* _Available records_
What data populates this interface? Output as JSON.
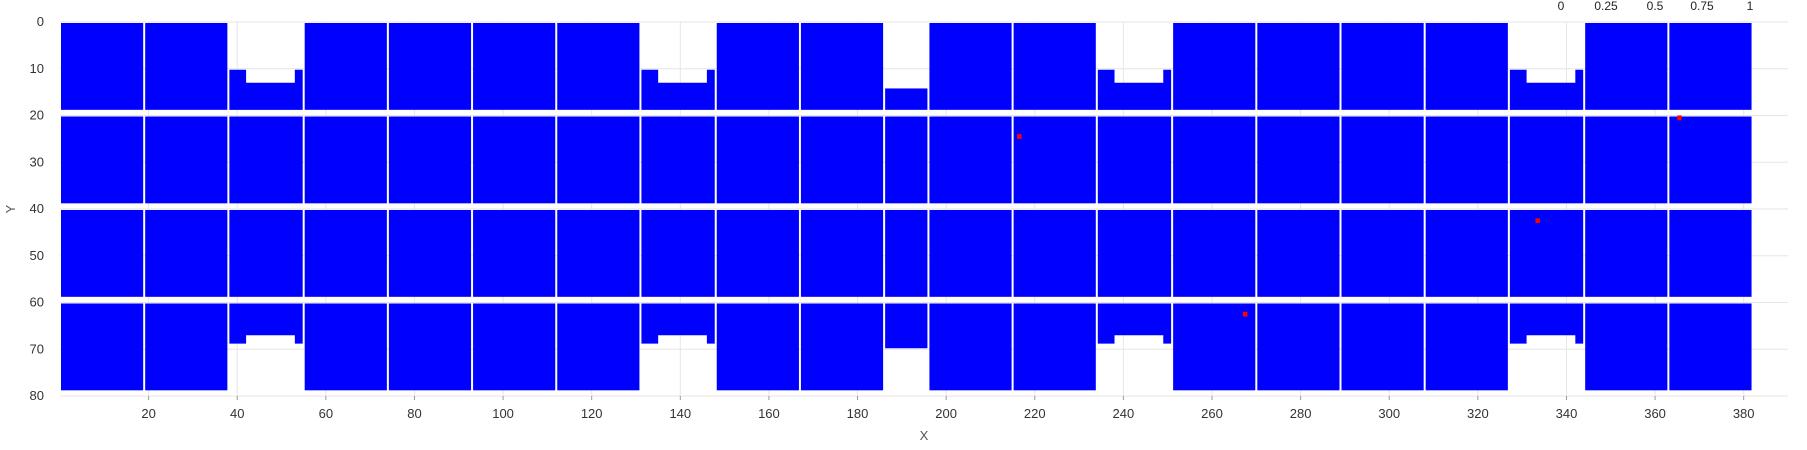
{
  "chart_data": {
    "type": "heatmap",
    "title": "",
    "xlabel": "X",
    "ylabel": "Y",
    "xlim": [
      0,
      390
    ],
    "ylim": [
      0,
      80
    ],
    "y_inverted": true,
    "grid": true,
    "x_ticks": [
      20,
      40,
      60,
      80,
      100,
      120,
      140,
      160,
      180,
      200,
      220,
      240,
      260,
      280,
      300,
      320,
      340,
      360,
      380
    ],
    "y_ticks": [
      0,
      10,
      20,
      30,
      40,
      50,
      60,
      70,
      80
    ],
    "color_scale": {
      "ticks": [
        "0",
        "0.25",
        "0.5",
        "0.75",
        "1"
      ],
      "low_color": "#0000ff",
      "high_color": "#ff0000"
    },
    "module_columns": [
      {
        "x": [
          1,
          19
        ],
        "type": "full"
      },
      {
        "x": [
          20,
          38
        ],
        "type": "full"
      },
      {
        "x": [
          39,
          55
        ],
        "type": "notched"
      },
      {
        "x": [
          56,
          74
        ],
        "type": "full"
      },
      {
        "x": [
          75,
          93
        ],
        "type": "full"
      },
      {
        "x": [
          94,
          112
        ],
        "type": "full"
      },
      {
        "x": [
          113,
          131
        ],
        "type": "full"
      },
      {
        "x": [
          132,
          148
        ],
        "type": "notched"
      },
      {
        "x": [
          149,
          167
        ],
        "type": "full"
      },
      {
        "x": [
          168,
          186
        ],
        "type": "full"
      },
      {
        "x": [
          187,
          196
        ],
        "type": "narrow"
      },
      {
        "x": [
          197,
          215
        ],
        "type": "full"
      },
      {
        "x": [
          216,
          234
        ],
        "type": "full"
      },
      {
        "x": [
          235,
          251
        ],
        "type": "notched"
      },
      {
        "x": [
          252,
          270
        ],
        "type": "full"
      },
      {
        "x": [
          271,
          289
        ],
        "type": "full"
      },
      {
        "x": [
          290,
          308
        ],
        "type": "full"
      },
      {
        "x": [
          309,
          327
        ],
        "type": "full"
      },
      {
        "x": [
          328,
          344
        ],
        "type": "notched"
      },
      {
        "x": [
          345,
          363
        ],
        "type": "full"
      },
      {
        "x": [
          364,
          382
        ],
        "type": "full"
      }
    ],
    "module_rows": [
      [
        1,
        19
      ],
      [
        21,
        39
      ],
      [
        41,
        59
      ],
      [
        61,
        79
      ]
    ],
    "hot_pixels": [
      {
        "x": 217,
        "y": 25,
        "value": 1
      },
      {
        "x": 366,
        "y": 21,
        "value": 1
      },
      {
        "x": 334,
        "y": 43,
        "value": 1
      },
      {
        "x": 268,
        "y": 63,
        "value": 1
      }
    ],
    "background_value": 0
  }
}
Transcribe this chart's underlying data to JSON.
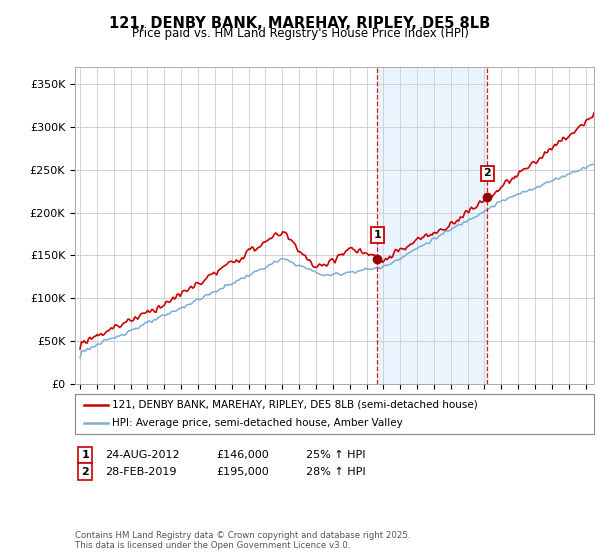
{
  "title": "121, DENBY BANK, MAREHAY, RIPLEY, DE5 8LB",
  "subtitle": "Price paid vs. HM Land Registry's House Price Index (HPI)",
  "ylabel_ticks": [
    "£0",
    "£50K",
    "£100K",
    "£150K",
    "£200K",
    "£250K",
    "£300K",
    "£350K"
  ],
  "ytick_vals": [
    0,
    50000,
    100000,
    150000,
    200000,
    250000,
    300000,
    350000
  ],
  "ylim": [
    0,
    370000
  ],
  "xlim_start": 1994.7,
  "xlim_end": 2025.5,
  "red_line_color": "#cc0000",
  "blue_line_color": "#7aacdc",
  "shade_color": "#ddeeff",
  "vline_color": "#cc0000",
  "dot_color": "#990000",
  "transaction1": {
    "year": 2012.646,
    "price": 146000,
    "label": "1"
  },
  "transaction2": {
    "year": 2019.164,
    "price": 195000,
    "label": "2"
  },
  "legend_line1": "121, DENBY BANK, MAREHAY, RIPLEY, DE5 8LB (semi-detached house)",
  "legend_line2": "HPI: Average price, semi-detached house, Amber Valley",
  "table_rows": [
    [
      "1",
      "24-AUG-2012",
      "£146,000",
      "25% ↑ HPI"
    ],
    [
      "2",
      "28-FEB-2019",
      "£195,000",
      "28% ↑ HPI"
    ]
  ],
  "footnote": "Contains HM Land Registry data © Crown copyright and database right 2025.\nThis data is licensed under the Open Government Licence v3.0.",
  "plot_bg": "#ffffff",
  "grid_color": "#cccccc"
}
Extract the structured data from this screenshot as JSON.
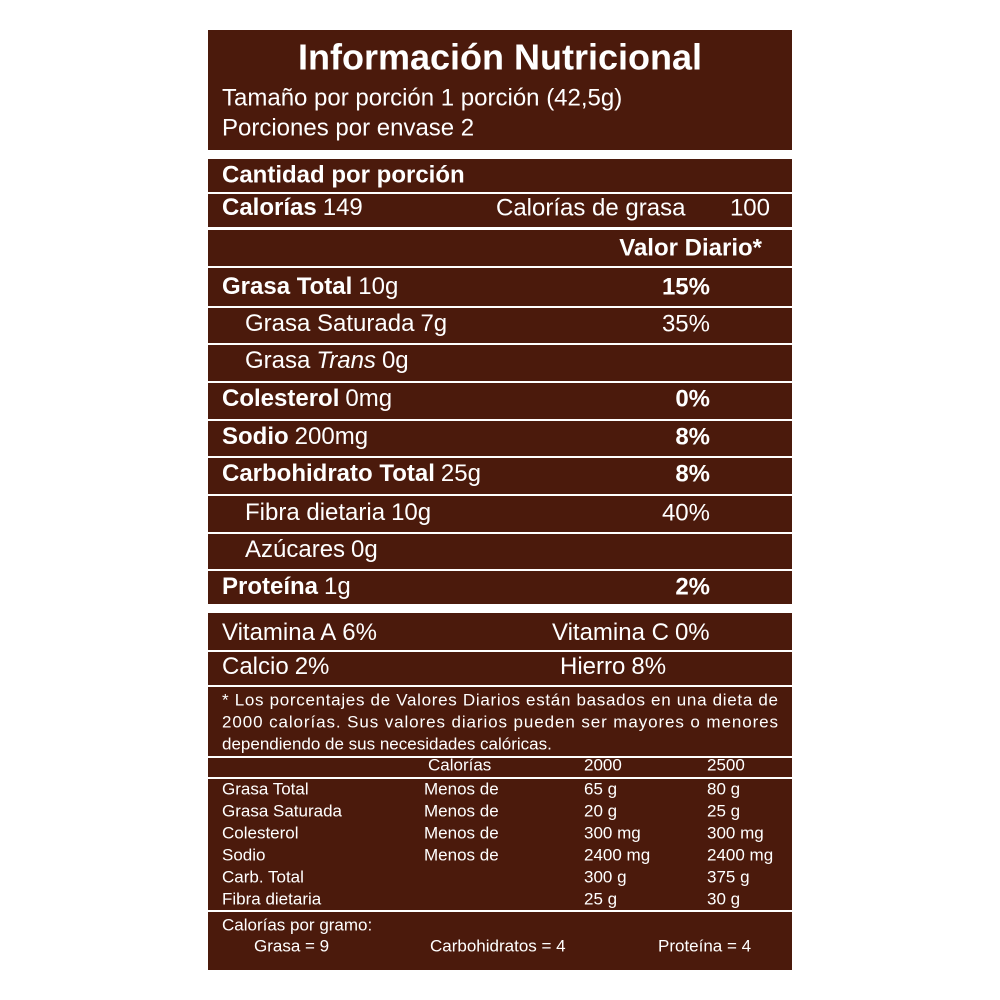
{
  "header": {
    "title": "Información Nutricional",
    "serving_size": "Tamaño por porción 1 porción (42,5g)",
    "servings": "Porciones por envase 2"
  },
  "amount_header": "Cantidad por porción",
  "calories": {
    "label": "Calorías",
    "value": "149",
    "fat_label": "Calorías de grasa",
    "fat_value": "100"
  },
  "dv_header": "Valor Diario*",
  "nutrients": [
    {
      "name": "Grasa Total",
      "amount": "10g",
      "dv": "15%"
    },
    {
      "name": "Grasa Saturada",
      "amount": "7g",
      "dv": "35%"
    },
    {
      "name": "Grasa",
      "italic": "Trans",
      "amount": "0g"
    },
    {
      "name": "Colesterol",
      "amount": "0mg",
      "dv": "0%"
    },
    {
      "name": "Sodio",
      "amount": "200mg",
      "dv": "8%"
    },
    {
      "name": "Carbohidrato Total",
      "amount": "25g",
      "dv": "8%"
    },
    {
      "name": "Fibra dietaria",
      "amount": "10g",
      "dv": "40%"
    },
    {
      "name": "Azúcares",
      "amount": "0g"
    },
    {
      "name": "Proteína",
      "amount": "1g",
      "dv": "2%"
    }
  ],
  "vitamins": [
    [
      {
        "name": "Vitamina A",
        "dv": "6%"
      },
      {
        "name": "Vitamina C",
        "dv": "0%"
      }
    ],
    [
      {
        "name": "Calcio",
        "dv": "2%"
      },
      {
        "name": "Hierro",
        "dv": "8%"
      }
    ]
  ],
  "footnote": [
    "* Los porcentajes de Valores Diarios están basados en una dieta de",
    "2000 calorías. Sus valores diarios pueden ser mayores o menores",
    "dependiendo de sus necesidades calóricas."
  ],
  "reference": {
    "header": [
      "Calorías",
      "2000",
      "2500"
    ],
    "rows": [
      [
        "Grasa Total",
        "Menos de",
        "65 g",
        "80 g"
      ],
      [
        "Grasa Saturada",
        "Menos de",
        "20 g",
        "25 g"
      ],
      [
        "Colesterol",
        "Menos de",
        "300 mg",
        "300 mg"
      ],
      [
        "Sodio",
        "Menos de",
        "2400 mg",
        "2400 mg"
      ],
      [
        "Carb. Total",
        "",
        "300 g",
        "375 g"
      ],
      [
        "Fibra dietaria",
        "",
        "25 g",
        "30 g"
      ]
    ]
  },
  "calories_per_gram": {
    "label": "Calorías por gramo:",
    "items": [
      "Grasa = 9",
      "Carbohidratos = 4",
      "Proteína = 4"
    ]
  }
}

* _What is needed_
A faithful copy of the records above is needed, with the pictures left out.

* _Complete answer_
What data populates this interface? Output as JSON.
{
  "chart_data": {
    "type": "heatmap",
    "title": "",
    "xlabel": "X",
    "ylabel": "Y",
    "xlim": [
      0,
      390
    ],
    "ylim": [
      0,
      80
    ],
    "y_inverted": true,
    "grid": true,
    "x_ticks": [
      20,
      40,
      60,
      80,
      100,
      120,
      140,
      160,
      180,
      200,
      220,
      240,
      260,
      280,
      300,
      320,
      340,
      360,
      380
    ],
    "y_ticks": [
      0,
      10,
      20,
      30,
      40,
      50,
      60,
      70,
      80
    ],
    "color_scale": {
      "ticks": [
        "0",
        "0.25",
        "0.5",
        "0.75",
        "1"
      ],
      "low_color": "#0000ff",
      "high_color": "#ff0000"
    },
    "module_columns": [
      {
        "x": [
          1,
          19
        ],
        "type": "full"
      },
      {
        "x": [
          20,
          38
        ],
        "type": "full"
      },
      {
        "x": [
          39,
          55
        ],
        "type": "notched"
      },
      {
        "x": [
          56,
          74
        ],
        "type": "full"
      },
      {
        "x": [
          75,
          93
        ],
        "type": "full"
      },
      {
        "x": [
          94,
          112
        ],
        "type": "full"
      },
      {
        "x": [
          113,
          131
        ],
        "type": "full"
      },
      {
        "x": [
          132,
          148
        ],
        "type": "notched"
      },
      {
        "x": [
          149,
          167
        ],
        "type": "full"
      },
      {
        "x": [
          168,
          186
        ],
        "type": "full"
      },
      {
        "x": [
          187,
          196
        ],
        "type": "narrow"
      },
      {
        "x": [
          197,
          215
        ],
        "type": "full"
      },
      {
        "x": [
          216,
          234
        ],
        "type": "full"
      },
      {
        "x": [
          235,
          251
        ],
        "type": "notched"
      },
      {
        "x": [
          252,
          270
        ],
        "type": "full"
      },
      {
        "x": [
          271,
          289
        ],
        "type": "full"
      },
      {
        "x": [
          290,
          308
        ],
        "type": "full"
      },
      {
        "x": [
          309,
          327
        ],
        "type": "full"
      },
      {
        "x": [
          328,
          344
        ],
        "type": "notched"
      },
      {
        "x": [
          345,
          363
        ],
        "type": "full"
      },
      {
        "x": [
          364,
          382
        ],
        "type": "full"
      }
    ],
    "module_rows": [
      [
        1,
        19
      ],
      [
        21,
        39
      ],
      [
        41,
        59
      ],
      [
        61,
        79
      ]
    ],
    "hot_pixels": [
      {
        "x": 217,
        "y": 25,
        "value": 1
      },
      {
        "x": 366,
        "y": 21,
        "value": 1
      },
      {
        "x": 334,
        "y": 43,
        "value": 1
      },
      {
        "x": 268,
        "y": 63,
        "value": 1
      }
    ],
    "background_value": 0
  }
}
Transcribe this chart's underlying data to JSON.
{
  "title": "121, DENBY BANK, MAREHAY, RIPLEY, DE5 8LB",
  "subtitle": "Price paid vs. HM Land Registry's House Price Index (HPI)",
  "ylabel_ticks": [
    "£0",
    "£50K",
    "£100K",
    "£150K",
    "£200K",
    "£250K",
    "£300K",
    "£350K"
  ],
  "ytick_vals": [
    0,
    50000,
    100000,
    150000,
    200000,
    250000,
    300000,
    350000
  ],
  "ylim": [
    0,
    370000
  ],
  "xlim_start": 1994.7,
  "xlim_end": 2025.5,
  "red_line_color": "#cc0000",
  "blue_line_color": "#7aacdc",
  "shade_color": "#ddeeff",
  "vline_color": "#cc0000",
  "dot_color": "#990000",
  "transaction1": {
    "year": 2012.646,
    "price": 146000,
    "label": "1"
  },
  "transaction2": {
    "year": 2019.164,
    "price": 195000,
    "label": "2"
  },
  "legend_line1": "121, DENBY BANK, MAREHAY, RIPLEY, DE5 8LB (semi-detached house)",
  "legend_line2": "HPI: Average price, semi-detached house, Amber Valley",
  "table_rows": [
    [
      "1",
      "24-AUG-2012",
      "£146,000",
      "25% ↑ HPI"
    ],
    [
      "2",
      "28-FEB-2019",
      "£195,000",
      "28% ↑ HPI"
    ]
  ],
  "footnote": "Contains HM Land Registry data © Crown copyright and database right 2025.\nThis data is licensed under the Open Government Licence v3.0.",
  "plot_bg": "#ffffff",
  "grid_color": "#cccccc"
}
Extract the structured data from this screenshot as JSON.
{
  "header": {
    "title": "Información Nutricional",
    "serving_size": "Tamaño por porción 1 porción (42,5g)",
    "servings": "Porciones por envase 2"
  },
  "amount_header": "Cantidad por porción",
  "calories": {
    "label": "Calorías",
    "value": "149",
    "fat_label": "Calorías de grasa",
    "fat_value": "100"
  },
  "dv_header": "Valor Diario*",
  "nutrients": [
    {
      "name": "Grasa Total",
      "amount": "10g",
      "dv": "15%"
    },
    {
      "name": "Grasa Saturada",
      "amount": "7g",
      "dv": "35%"
    },
    {
      "name": "Grasa",
      "italic": "Trans",
      "amount": "0g"
    },
    {
      "name": "Colesterol",
      "amount": "0mg",
      "dv": "0%"
    },
    {
      "name": "Sodio",
      "amount": "200mg",
      "dv": "8%"
    },
    {
      "name": "Carbohidrato Total",
      "amount": "25g",
      "dv": "8%"
    },
    {
      "name": "Fibra dietaria",
      "amount": "10g",
      "dv": "40%"
    },
    {
      "name": "Azúcares",
      "amount": "0g"
    },
    {
      "name": "Proteína",
      "amount": "1g",
      "dv": "2%"
    }
  ],
  "vitamins": [
    [
      {
        "name": "Vitamina A",
        "dv": "6%"
      },
      {
        "name": "Vitamina C",
        "dv": "0%"
      }
    ],
    [
      {
        "name": "Calcio",
        "dv": "2%"
      },
      {
        "name": "Hierro",
        "dv": "8%"
      }
    ]
  ],
  "footnote": [
    "* Los porcentajes de Valores Diarios están basados en una dieta de",
    "2000 calorías. Sus valores diarios pueden ser mayores o menores",
    "dependiendo de sus necesidades calóricas."
  ],
  "reference": {
    "header": [
      "Calorías",
      "2000",
      "2500"
    ],
    "rows": [
      [
        "Grasa Total",
        "Menos de",
        "65 g",
        "80 g"
      ],
      [
        "Grasa Saturada",
        "Menos de",
        "20 g",
        "25 g"
      ],
      [
        "Colesterol",
        "Menos de",
        "300 mg",
        "300 mg"
      ],
      [
        "Sodio",
        "Menos de",
        "2400 mg",
        "2400 mg"
      ],
      [
        "Carb. Total",
        "",
        "300 g",
        "375 g"
      ],
      [
        "Fibra dietaria",
        "",
        "25 g",
        "30 g"
      ]
    ]
  },
  "calories_per_gram": {
    "label": "Calorías por gramo:",
    "items": [
      "Grasa = 9",
      "Carbohidratos = 4",
      "Proteína = 4"
    ]
  }
}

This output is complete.